WRITTEN PROBLEM:
Copy out all lines that carry the word "Building".

Figure collection entries

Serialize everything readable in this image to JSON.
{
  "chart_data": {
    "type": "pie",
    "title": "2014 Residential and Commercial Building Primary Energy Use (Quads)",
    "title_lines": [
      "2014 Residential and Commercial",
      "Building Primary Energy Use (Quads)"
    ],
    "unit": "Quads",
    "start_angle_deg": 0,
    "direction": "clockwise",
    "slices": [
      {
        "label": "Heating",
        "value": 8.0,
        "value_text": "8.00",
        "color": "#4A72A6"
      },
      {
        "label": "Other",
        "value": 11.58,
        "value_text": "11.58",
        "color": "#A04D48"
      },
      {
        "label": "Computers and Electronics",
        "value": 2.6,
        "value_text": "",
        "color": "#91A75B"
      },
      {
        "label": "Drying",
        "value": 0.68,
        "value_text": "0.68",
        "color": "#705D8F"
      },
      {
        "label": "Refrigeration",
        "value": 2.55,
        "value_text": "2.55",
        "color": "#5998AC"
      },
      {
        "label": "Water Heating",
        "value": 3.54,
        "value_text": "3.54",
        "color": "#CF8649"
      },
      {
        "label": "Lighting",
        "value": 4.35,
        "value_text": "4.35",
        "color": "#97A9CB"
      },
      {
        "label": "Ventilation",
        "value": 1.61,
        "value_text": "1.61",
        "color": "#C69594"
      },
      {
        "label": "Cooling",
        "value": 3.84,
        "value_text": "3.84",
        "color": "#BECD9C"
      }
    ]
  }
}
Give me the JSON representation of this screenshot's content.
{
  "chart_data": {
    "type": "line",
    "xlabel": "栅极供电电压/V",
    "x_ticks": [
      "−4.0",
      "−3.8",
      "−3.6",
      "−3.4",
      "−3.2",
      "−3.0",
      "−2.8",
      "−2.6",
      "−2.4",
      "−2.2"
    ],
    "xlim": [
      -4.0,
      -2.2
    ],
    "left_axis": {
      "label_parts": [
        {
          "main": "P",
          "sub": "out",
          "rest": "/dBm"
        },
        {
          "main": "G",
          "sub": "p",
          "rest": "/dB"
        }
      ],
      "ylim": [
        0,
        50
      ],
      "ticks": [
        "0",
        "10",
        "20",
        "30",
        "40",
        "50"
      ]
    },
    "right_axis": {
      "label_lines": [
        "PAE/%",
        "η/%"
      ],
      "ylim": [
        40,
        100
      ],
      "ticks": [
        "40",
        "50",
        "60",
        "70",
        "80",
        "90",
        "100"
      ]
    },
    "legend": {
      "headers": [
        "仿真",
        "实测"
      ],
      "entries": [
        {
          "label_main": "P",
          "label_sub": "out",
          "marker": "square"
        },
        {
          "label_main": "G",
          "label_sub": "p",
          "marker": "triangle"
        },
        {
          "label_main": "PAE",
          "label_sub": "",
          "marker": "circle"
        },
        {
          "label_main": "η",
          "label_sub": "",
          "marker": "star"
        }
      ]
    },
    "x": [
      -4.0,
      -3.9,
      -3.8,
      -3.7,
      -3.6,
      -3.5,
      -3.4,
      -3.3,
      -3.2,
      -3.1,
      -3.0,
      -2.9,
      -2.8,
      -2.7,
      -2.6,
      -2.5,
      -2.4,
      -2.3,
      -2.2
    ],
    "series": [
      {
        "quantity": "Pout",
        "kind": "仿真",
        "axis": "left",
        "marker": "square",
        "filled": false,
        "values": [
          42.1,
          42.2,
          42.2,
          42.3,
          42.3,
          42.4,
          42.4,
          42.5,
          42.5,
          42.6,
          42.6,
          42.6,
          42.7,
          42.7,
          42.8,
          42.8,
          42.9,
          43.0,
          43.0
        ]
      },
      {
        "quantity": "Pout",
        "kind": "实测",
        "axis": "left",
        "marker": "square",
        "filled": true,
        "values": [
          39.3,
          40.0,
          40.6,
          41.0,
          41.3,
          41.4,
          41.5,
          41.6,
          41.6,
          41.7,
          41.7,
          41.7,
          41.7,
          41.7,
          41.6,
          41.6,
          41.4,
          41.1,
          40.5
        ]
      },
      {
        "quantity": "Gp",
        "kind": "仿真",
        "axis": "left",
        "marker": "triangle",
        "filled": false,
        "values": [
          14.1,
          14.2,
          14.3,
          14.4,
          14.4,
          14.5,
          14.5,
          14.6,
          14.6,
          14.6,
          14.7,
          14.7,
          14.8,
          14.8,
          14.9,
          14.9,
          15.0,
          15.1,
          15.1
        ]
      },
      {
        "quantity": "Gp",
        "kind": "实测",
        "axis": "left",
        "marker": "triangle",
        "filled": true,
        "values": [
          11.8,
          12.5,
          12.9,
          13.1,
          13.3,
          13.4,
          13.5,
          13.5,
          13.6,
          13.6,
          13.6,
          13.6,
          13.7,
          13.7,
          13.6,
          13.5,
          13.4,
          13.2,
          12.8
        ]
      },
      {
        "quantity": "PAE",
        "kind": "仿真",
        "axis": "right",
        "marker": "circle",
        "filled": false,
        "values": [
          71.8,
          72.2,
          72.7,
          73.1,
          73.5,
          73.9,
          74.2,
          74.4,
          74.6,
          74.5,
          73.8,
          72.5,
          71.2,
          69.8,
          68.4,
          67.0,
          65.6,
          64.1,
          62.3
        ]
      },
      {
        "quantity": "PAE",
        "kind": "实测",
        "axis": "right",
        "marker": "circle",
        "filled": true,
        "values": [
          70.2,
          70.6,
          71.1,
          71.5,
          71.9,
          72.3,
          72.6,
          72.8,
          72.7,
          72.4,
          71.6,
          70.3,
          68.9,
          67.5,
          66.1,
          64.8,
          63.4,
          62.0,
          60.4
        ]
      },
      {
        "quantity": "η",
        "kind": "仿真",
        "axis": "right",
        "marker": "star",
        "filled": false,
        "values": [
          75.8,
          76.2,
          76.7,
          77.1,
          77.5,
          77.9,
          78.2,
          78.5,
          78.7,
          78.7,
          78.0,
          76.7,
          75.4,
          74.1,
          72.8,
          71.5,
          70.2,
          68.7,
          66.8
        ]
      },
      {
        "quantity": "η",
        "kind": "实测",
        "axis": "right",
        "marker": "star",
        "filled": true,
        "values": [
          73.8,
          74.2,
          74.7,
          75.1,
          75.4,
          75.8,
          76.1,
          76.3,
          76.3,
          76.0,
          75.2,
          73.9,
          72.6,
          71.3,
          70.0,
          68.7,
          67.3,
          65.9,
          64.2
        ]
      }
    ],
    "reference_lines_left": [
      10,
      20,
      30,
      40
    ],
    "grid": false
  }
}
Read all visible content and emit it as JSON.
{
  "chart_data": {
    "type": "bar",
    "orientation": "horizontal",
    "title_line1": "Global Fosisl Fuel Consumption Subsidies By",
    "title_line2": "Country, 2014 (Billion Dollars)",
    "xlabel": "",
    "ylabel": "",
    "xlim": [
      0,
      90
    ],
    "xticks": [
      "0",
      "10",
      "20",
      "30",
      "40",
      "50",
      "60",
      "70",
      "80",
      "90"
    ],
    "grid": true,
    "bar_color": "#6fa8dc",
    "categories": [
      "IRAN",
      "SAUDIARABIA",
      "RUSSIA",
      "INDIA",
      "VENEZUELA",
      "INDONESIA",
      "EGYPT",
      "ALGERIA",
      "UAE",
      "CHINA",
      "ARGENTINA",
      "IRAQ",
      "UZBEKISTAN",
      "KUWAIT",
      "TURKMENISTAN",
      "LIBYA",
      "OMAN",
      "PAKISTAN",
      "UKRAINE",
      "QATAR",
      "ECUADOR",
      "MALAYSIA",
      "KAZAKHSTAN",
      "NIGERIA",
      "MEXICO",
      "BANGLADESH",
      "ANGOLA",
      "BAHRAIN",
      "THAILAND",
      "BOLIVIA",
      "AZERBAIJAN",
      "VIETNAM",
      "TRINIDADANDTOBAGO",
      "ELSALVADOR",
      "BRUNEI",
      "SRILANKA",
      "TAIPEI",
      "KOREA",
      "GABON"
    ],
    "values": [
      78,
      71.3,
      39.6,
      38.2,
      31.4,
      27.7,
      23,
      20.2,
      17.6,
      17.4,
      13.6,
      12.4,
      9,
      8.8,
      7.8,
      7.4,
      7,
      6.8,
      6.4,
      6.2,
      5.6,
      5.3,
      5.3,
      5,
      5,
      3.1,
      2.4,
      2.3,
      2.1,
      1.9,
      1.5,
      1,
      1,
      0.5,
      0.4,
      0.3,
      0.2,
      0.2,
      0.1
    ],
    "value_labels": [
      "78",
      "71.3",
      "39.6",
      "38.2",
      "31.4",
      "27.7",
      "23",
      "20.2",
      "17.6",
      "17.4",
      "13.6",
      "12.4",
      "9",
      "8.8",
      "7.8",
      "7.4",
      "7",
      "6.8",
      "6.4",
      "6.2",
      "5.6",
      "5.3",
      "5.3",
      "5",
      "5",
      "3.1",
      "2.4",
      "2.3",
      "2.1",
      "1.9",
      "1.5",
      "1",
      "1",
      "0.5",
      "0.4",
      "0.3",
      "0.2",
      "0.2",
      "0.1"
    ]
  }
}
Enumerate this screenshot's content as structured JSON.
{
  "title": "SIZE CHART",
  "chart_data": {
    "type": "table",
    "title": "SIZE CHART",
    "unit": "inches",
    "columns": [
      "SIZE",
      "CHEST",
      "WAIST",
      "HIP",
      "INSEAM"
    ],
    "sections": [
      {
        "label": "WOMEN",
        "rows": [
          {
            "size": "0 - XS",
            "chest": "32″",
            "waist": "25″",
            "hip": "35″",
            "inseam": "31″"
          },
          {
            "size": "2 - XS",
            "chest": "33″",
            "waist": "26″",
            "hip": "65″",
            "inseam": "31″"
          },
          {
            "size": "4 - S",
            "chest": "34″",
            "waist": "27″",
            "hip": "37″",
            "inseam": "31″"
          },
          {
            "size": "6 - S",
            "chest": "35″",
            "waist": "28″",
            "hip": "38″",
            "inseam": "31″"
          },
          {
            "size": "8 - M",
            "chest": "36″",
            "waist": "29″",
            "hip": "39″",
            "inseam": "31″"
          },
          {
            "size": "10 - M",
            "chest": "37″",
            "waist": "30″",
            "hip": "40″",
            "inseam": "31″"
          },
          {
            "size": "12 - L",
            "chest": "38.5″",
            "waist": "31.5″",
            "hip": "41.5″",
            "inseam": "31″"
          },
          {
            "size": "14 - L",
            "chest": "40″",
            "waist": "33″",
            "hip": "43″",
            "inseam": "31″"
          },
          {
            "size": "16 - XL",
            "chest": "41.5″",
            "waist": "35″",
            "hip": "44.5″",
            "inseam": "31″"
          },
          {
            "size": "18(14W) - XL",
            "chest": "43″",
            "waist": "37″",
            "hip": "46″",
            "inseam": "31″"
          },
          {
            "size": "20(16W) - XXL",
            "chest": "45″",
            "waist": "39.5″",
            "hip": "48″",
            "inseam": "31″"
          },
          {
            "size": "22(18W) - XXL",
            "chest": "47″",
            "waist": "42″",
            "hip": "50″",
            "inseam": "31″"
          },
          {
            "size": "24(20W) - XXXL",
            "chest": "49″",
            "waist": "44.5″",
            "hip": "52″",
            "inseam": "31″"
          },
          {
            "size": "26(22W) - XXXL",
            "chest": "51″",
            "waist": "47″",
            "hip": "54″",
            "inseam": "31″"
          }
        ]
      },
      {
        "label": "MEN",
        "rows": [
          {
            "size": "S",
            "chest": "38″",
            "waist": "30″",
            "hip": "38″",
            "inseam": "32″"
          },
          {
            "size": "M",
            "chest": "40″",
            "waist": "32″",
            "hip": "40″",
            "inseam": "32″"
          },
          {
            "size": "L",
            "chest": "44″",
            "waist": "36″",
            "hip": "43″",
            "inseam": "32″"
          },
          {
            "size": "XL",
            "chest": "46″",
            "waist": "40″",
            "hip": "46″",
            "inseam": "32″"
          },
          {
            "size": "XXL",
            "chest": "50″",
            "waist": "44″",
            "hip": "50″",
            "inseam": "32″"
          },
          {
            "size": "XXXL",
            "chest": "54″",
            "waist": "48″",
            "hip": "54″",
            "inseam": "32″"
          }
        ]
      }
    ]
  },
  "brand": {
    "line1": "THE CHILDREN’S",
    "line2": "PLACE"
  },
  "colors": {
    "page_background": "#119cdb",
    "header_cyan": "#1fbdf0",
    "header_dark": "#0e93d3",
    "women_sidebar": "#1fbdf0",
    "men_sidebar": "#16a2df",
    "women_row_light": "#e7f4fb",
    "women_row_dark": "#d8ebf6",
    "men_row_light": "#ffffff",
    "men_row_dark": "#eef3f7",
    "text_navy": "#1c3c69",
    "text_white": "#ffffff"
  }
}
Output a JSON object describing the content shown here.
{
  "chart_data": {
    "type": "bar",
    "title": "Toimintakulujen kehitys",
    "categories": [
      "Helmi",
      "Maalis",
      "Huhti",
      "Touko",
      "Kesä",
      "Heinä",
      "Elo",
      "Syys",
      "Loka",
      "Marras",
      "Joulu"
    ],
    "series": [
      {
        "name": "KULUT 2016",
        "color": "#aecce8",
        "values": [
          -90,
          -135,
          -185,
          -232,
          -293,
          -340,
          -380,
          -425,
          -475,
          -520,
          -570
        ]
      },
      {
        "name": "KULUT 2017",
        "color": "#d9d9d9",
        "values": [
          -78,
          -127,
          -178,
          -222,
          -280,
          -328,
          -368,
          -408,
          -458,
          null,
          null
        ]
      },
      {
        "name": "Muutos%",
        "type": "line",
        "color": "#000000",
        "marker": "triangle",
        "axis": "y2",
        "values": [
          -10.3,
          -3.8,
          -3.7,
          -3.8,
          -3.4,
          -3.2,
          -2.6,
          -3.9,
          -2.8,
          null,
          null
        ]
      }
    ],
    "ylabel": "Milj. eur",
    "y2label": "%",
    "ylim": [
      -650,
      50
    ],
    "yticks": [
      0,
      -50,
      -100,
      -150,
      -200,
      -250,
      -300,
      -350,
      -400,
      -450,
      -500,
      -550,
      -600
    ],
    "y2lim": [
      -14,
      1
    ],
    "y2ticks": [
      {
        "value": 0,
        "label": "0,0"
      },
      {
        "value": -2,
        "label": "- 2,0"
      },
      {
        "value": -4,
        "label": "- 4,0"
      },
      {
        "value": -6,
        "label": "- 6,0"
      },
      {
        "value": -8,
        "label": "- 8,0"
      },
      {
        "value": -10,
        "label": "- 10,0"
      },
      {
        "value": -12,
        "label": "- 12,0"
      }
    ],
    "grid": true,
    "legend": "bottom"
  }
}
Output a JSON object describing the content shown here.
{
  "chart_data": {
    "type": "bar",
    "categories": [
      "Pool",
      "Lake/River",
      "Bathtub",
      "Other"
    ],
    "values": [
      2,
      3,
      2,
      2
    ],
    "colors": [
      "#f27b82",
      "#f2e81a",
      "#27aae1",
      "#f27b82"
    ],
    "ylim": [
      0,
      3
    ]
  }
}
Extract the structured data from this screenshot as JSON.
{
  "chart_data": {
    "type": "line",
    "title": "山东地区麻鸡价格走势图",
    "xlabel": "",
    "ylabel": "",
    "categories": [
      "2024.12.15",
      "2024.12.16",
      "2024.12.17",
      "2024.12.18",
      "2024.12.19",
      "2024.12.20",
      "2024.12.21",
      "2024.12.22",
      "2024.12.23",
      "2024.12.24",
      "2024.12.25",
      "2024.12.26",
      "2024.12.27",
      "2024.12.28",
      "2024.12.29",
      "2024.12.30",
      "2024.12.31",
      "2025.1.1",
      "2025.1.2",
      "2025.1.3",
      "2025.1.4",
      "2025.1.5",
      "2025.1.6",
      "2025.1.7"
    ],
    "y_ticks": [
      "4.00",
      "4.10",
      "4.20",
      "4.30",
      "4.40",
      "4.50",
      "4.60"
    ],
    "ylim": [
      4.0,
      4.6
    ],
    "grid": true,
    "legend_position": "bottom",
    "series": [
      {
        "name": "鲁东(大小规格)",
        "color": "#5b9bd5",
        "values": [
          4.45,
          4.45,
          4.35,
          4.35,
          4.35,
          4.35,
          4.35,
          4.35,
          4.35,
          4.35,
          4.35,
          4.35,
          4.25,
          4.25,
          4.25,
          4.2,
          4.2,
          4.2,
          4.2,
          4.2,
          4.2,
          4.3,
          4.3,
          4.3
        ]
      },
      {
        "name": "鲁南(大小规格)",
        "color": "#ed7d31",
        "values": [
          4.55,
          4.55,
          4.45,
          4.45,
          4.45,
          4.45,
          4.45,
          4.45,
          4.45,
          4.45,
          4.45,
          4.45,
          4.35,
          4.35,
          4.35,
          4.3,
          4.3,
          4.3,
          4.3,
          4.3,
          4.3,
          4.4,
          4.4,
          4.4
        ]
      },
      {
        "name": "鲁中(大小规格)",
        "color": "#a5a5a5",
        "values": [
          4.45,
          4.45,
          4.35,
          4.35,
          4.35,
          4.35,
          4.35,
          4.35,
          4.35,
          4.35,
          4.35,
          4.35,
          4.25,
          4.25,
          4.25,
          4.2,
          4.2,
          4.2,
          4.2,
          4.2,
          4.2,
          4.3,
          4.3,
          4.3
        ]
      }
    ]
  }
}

TASK RESPONSE:
    "title": "2014 Residential and Commercial Building Primary Energy Use (Quads)",
      "Building Primary Energy Use (Quads)"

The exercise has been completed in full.